● **YOUR GOAL**: Return each line containing "rgba".

● **RECORDS FOR THIS TASK**:

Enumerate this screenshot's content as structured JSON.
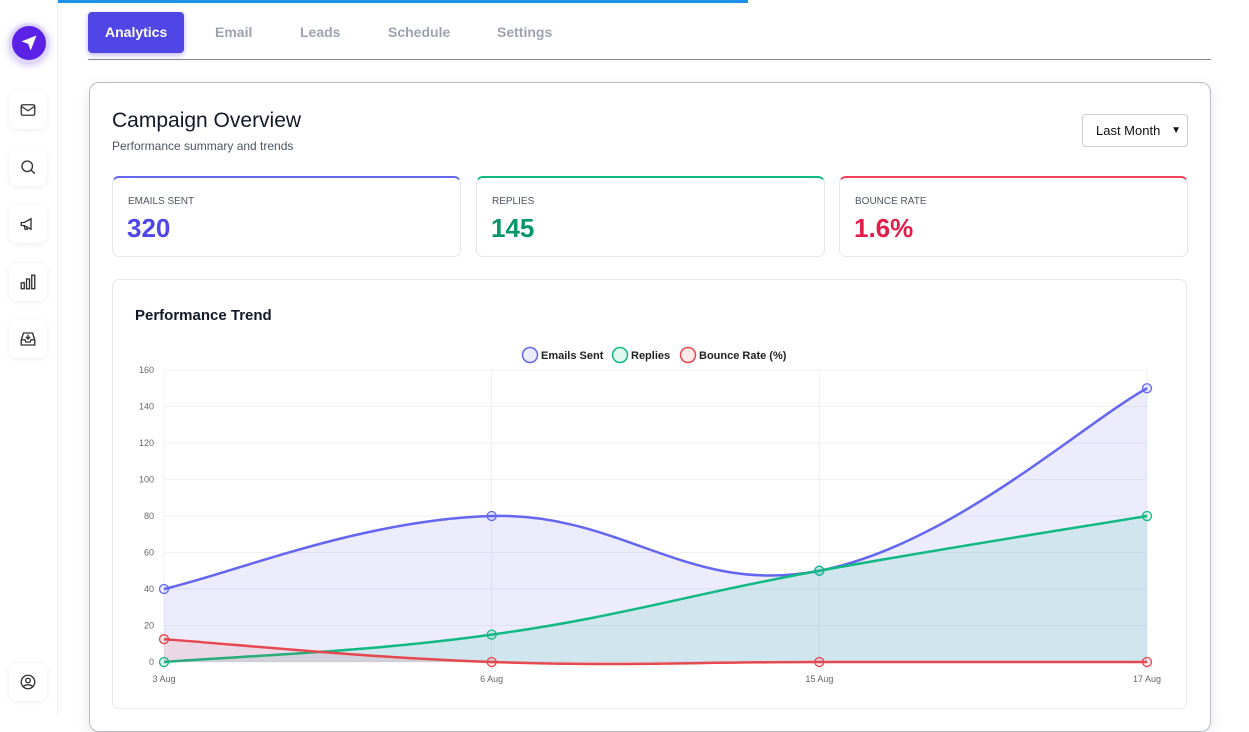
{
  "sidebar": {
    "logo": "send-icon",
    "items": [
      {
        "icon": "mail-icon"
      },
      {
        "icon": "search-icon"
      },
      {
        "icon": "megaphone-icon"
      },
      {
        "icon": "bar-chart-icon"
      },
      {
        "icon": "inbox-icon"
      }
    ],
    "bottom": {
      "icon": "user-icon"
    }
  },
  "tabs": [
    {
      "label": "Analytics",
      "active": true
    },
    {
      "label": "Email"
    },
    {
      "label": "Leads"
    },
    {
      "label": "Schedule"
    },
    {
      "label": "Settings"
    }
  ],
  "overview": {
    "title": "Campaign Overview",
    "subtitle": "Performance summary and trends",
    "range": "Last Month"
  },
  "stats": [
    {
      "label": "EMAILS SENT",
      "value": "320",
      "color": "#4f46e5"
    },
    {
      "label": "REPLIES",
      "value": "145",
      "color": "#059669"
    },
    {
      "label": "BOUNCE RATE",
      "value": "1.6%",
      "color": "#e11d48"
    }
  ],
  "trend_title": "Performance Trend",
  "chart_data": {
    "type": "line",
    "categories": [
      "3 Aug",
      "6 Aug",
      "15 Aug",
      "17 Aug"
    ],
    "series": [
      {
        "name": "Emails Sent",
        "values": [
          40,
          80,
          50,
          150
        ],
        "color": "#6366f1",
        "fill": "rgba(99,102,241,0.12)"
      },
      {
        "name": "Replies",
        "values": [
          0,
          15,
          50,
          80
        ],
        "color": "#10b981",
        "fill": "rgba(16,185,129,0.12)"
      },
      {
        "name": "Bounce Rate (%)",
        "values": [
          12.5,
          0,
          0,
          0
        ],
        "color": "#e5484d",
        "fill": "rgba(229,72,77,0.12)"
      }
    ],
    "ylim": [
      0,
      160
    ],
    "yticks": [
      0,
      20,
      40,
      60,
      80,
      100,
      120,
      140,
      160
    ],
    "legend": "top-center",
    "grid": true
  }
}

● **COMPLETE RESPONSE**:
        "fill": "rgba(99,102,241,0.12)"
        "fill": "rgba(16,185,129,0.12)"
        "fill": "rgba(229,72,77,0.12)"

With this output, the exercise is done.